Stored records

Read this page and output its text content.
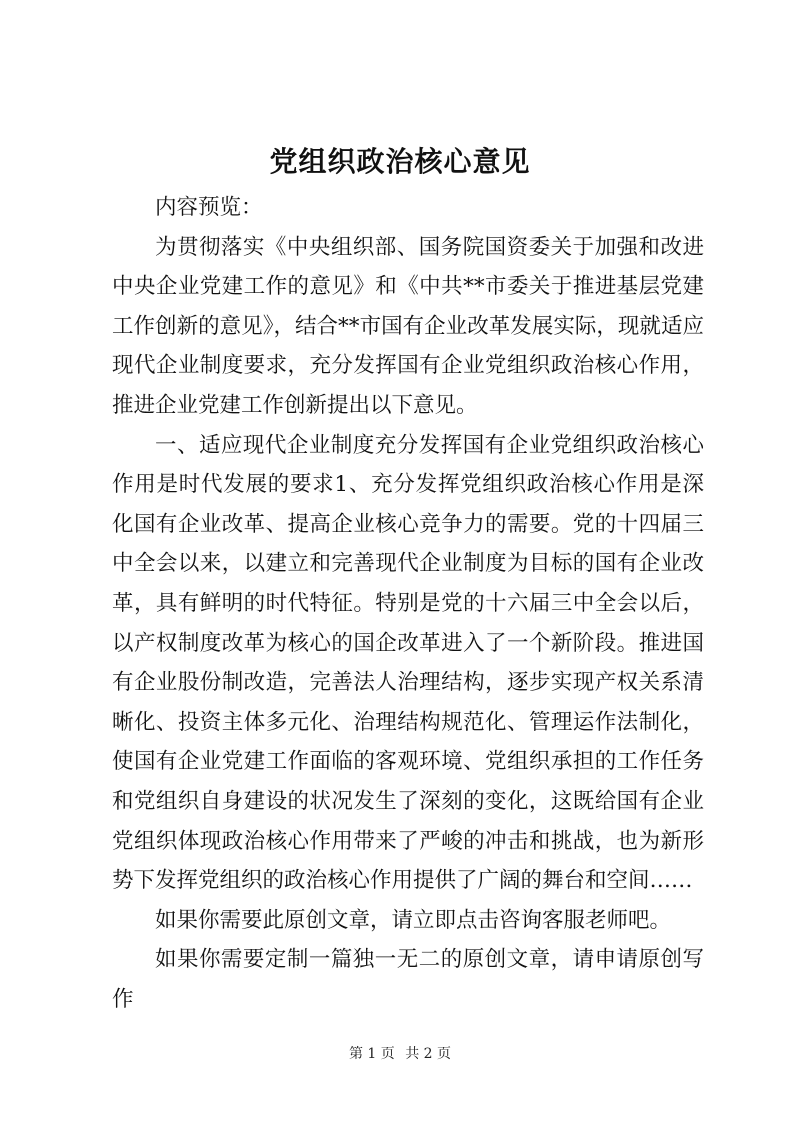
党组织政治核心意见

内容预览：

为贯彻落实《中央组织部、国务院国资委关于加强和改进中央企业党建工作的意见》和《中共**市委关于推进基层党建工作创新的意见》，结合**市国有企业改革发展实际，现就适应现代企业制度要求，充分发挥国有企业党组织政治核心作用，推进企业党建工作创新提出以下意见。

一、适应现代企业制度充分发挥国有企业党组织政治核心作用是时代发展的要求1、充分发挥党组织政治核心作用是深化国有企业改革、提高企业核心竞争力的需要。党的十四届三中全会以来，以建立和完善现代企业制度为目标的国有企业改革，具有鲜明的时代特征。特别是党的十六届三中全会以后，以产权制度改革为核心的国企改革进入了一个新阶段。推进国有企业股份制改造，完善法人治理结构，逐步实现产权关系清晰化、投资主体多元化、治理结构规范化、管理运作法制化，使国有企业党建工作面临的客观环境、党组织承担的工作任务和党组织自身建设的状况发生了深刻的变化，这既给国有企业党组织体现政治核心作用带来了严峻的冲击和挑战，也为新形势下发挥党组织的政治核心作用提供了广阔的舞台和空间……

如果你需要此原创文章，请立即点击咨询客服老师吧。

如果你需要定制一篇独一无二的原创文章，请申请原创写作

第 1 页 共 2 页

**AIM**
Write out every entry again word for word, without any of the pictures.

**EXERCISE RESULT**
Read this page and output its text content.
党组织政治核心意见

内容预览：

为贯彻落实《中央组织部、国务院国资委关于加强和改进中央企业党建工作的意见》和《中共**市委关于推进基层党建工作创新的意见》，结合**市国有企业改革发展实际，现就适应现代企业制度要求，充分发挥国有企业党组织政治核心作用，推进企业党建工作创新提出以下意见。

一、适应现代企业制度充分发挥国有企业党组织政治核心作用是时代发展的要求1、充分发挥党组织政治核心作用是深化国有企业改革、提高企业核心竞争力的需要。党的十四届三中全会以来，以建立和完善现代企业制度为目标的国有企业改革，具有鲜明的时代特征。特别是党的十六届三中全会以后，以产权制度改革为核心的国企改革进入了一个新阶段。推进国有企业股份制改造，完善法人治理结构，逐步实现产权关系清晰化、投资主体多元化、治理结构规范化、管理运作法制化，使国有企业党建工作面临的客观环境、党组织承担的工作任务和党组织自身建设的状况发生了深刻的变化，这既给国有企业党组织体现政治核心作用带来了严峻的冲击和挑战，也为新形势下发挥党组织的政治核心作用提供了广阔的舞台和空间……

如果你需要此原创文章，请立即点击咨询客服老师吧。

如果你需要定制一篇独一无二的原创文章，请申请原创写作

第 1 页 共 2 页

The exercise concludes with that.